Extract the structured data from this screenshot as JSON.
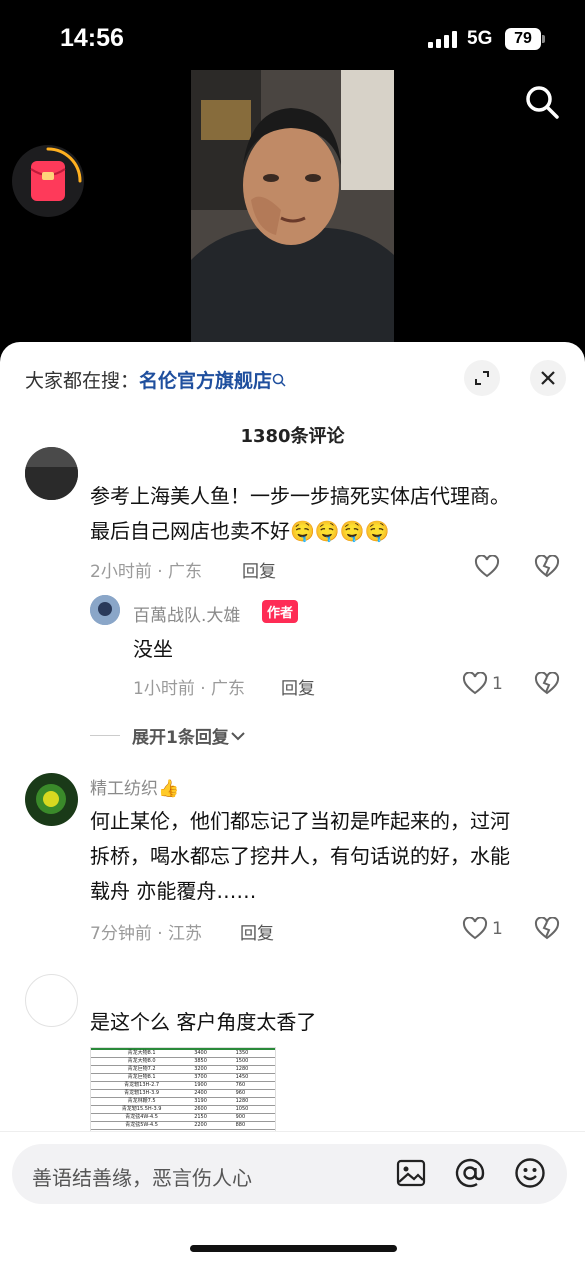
{
  "status": {
    "time": "14:56",
    "network": "5G",
    "battery": "79"
  },
  "sheet": {
    "search_prefix": "大家都在搜：",
    "search_keyword": "名伦官方旗舰店",
    "comment_count": "1380条评论"
  },
  "comments": [
    {
      "user": "",
      "text_line1": "参考上海美人鱼！一步一步搞死实体店代理商。",
      "text_line2": "最后自己网店也卖不好🤤🤤🤤🤤",
      "meta": "2小时前 · 广东",
      "reply": "回复"
    },
    {
      "user": "百萬战队.大雄",
      "tag": "作者",
      "text": "没坐",
      "meta": "1小时前 · 广东",
      "reply": "回复",
      "likes": "1"
    },
    {
      "user": "精工纺织👍",
      "text_line1": "何止某伦，他们都忘记了当初是咋起来的，过河",
      "text_line2": "拆桥，喝水都忘了挖井人，有句话说的好，水能",
      "text_line3": "载舟 亦能覆舟……",
      "meta": "7分钟前 · 江苏",
      "reply": "回复",
      "likes": "1"
    },
    {
      "user": "",
      "text": "是这个么  客户角度太香了"
    }
  ],
  "expand_label": "展开1条回复",
  "table_rows": [
    [
      "青龙大物8.1",
      "3400",
      "1350"
    ],
    [
      "青龙大物8.0",
      "3850",
      "1500"
    ],
    [
      "青龙巨物7.2",
      "3200",
      "1280"
    ],
    [
      "青龙巨物8.1",
      "3700",
      "1450"
    ],
    [
      "青龙轫13H-2.7",
      "1900",
      "760"
    ],
    [
      "青龙轫13H-3.9",
      "2400",
      "960"
    ],
    [
      "青龙林鞭7.5",
      "3190",
      "1280"
    ],
    [
      "青龙轫15.5H-3.9",
      "2600",
      "1050"
    ],
    [
      "青龙弦4W-4.5",
      "2150",
      "900"
    ],
    [
      "青龙弦5W-4.5",
      "2200",
      "880"
    ]
  ],
  "input_placeholder": "善语结善缘，恶言伤人心",
  "colors": {
    "keyword": "#1f4f9e",
    "author_tag": "#fe2c55"
  }
}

= = = = =

### WORK INSTRUCTIONS
Every record above should be written out again exactly; the pictures stay out of the copy.

### EXERCISE RESULT
Extract the structured data from this screenshot as JSON.
{
  "status": {
    "time": "14:56",
    "network": "5G",
    "battery": "79"
  },
  "sheet": {
    "search_prefix": "大家都在搜：",
    "search_keyword": "名伦官方旗舰店",
    "comment_count": "1380条评论"
  },
  "comments": [
    {
      "user": "",
      "text_line1": "参考上海美人鱼！一步一步搞死实体店代理商。",
      "text_line2": "最后自己网店也卖不好🤤🤤🤤🤤",
      "meta": "2小时前 · 广东",
      "reply": "回复"
    },
    {
      "user": "百萬战队.大雄",
      "tag": "作者",
      "text": "没坐",
      "meta": "1小时前 · 广东",
      "reply": "回复",
      "likes": "1"
    },
    {
      "user": "精工纺织👍",
      "text_line1": "何止某伦，他们都忘记了当初是咋起来的，过河",
      "text_line2": "拆桥，喝水都忘了挖井人，有句话说的好，水能",
      "text_line3": "载舟 亦能覆舟……",
      "meta": "7分钟前 · 江苏",
      "reply": "回复",
      "likes": "1"
    },
    {
      "user": "",
      "text": "是这个么  客户角度太香了"
    }
  ],
  "expand_label": "展开1条回复",
  "table_rows": [
    [
      "青龙大物8.1",
      "3400",
      "1350"
    ],
    [
      "青龙大物8.0",
      "3850",
      "1500"
    ],
    [
      "青龙巨物7.2",
      "3200",
      "1280"
    ],
    [
      "青龙巨物8.1",
      "3700",
      "1450"
    ],
    [
      "青龙轫13H-2.7",
      "1900",
      "760"
    ],
    [
      "青龙轫13H-3.9",
      "2400",
      "960"
    ],
    [
      "青龙林鞭7.5",
      "3190",
      "1280"
    ],
    [
      "青龙轫15.5H-3.9",
      "2600",
      "1050"
    ],
    [
      "青龙弦4W-4.5",
      "2150",
      "900"
    ],
    [
      "青龙弦5W-4.5",
      "2200",
      "880"
    ]
  ],
  "input_placeholder": "善语结善缘，恶言伤人心",
  "colors": {
    "keyword": "#1f4f9e",
    "author_tag": "#fe2c55"
  }
}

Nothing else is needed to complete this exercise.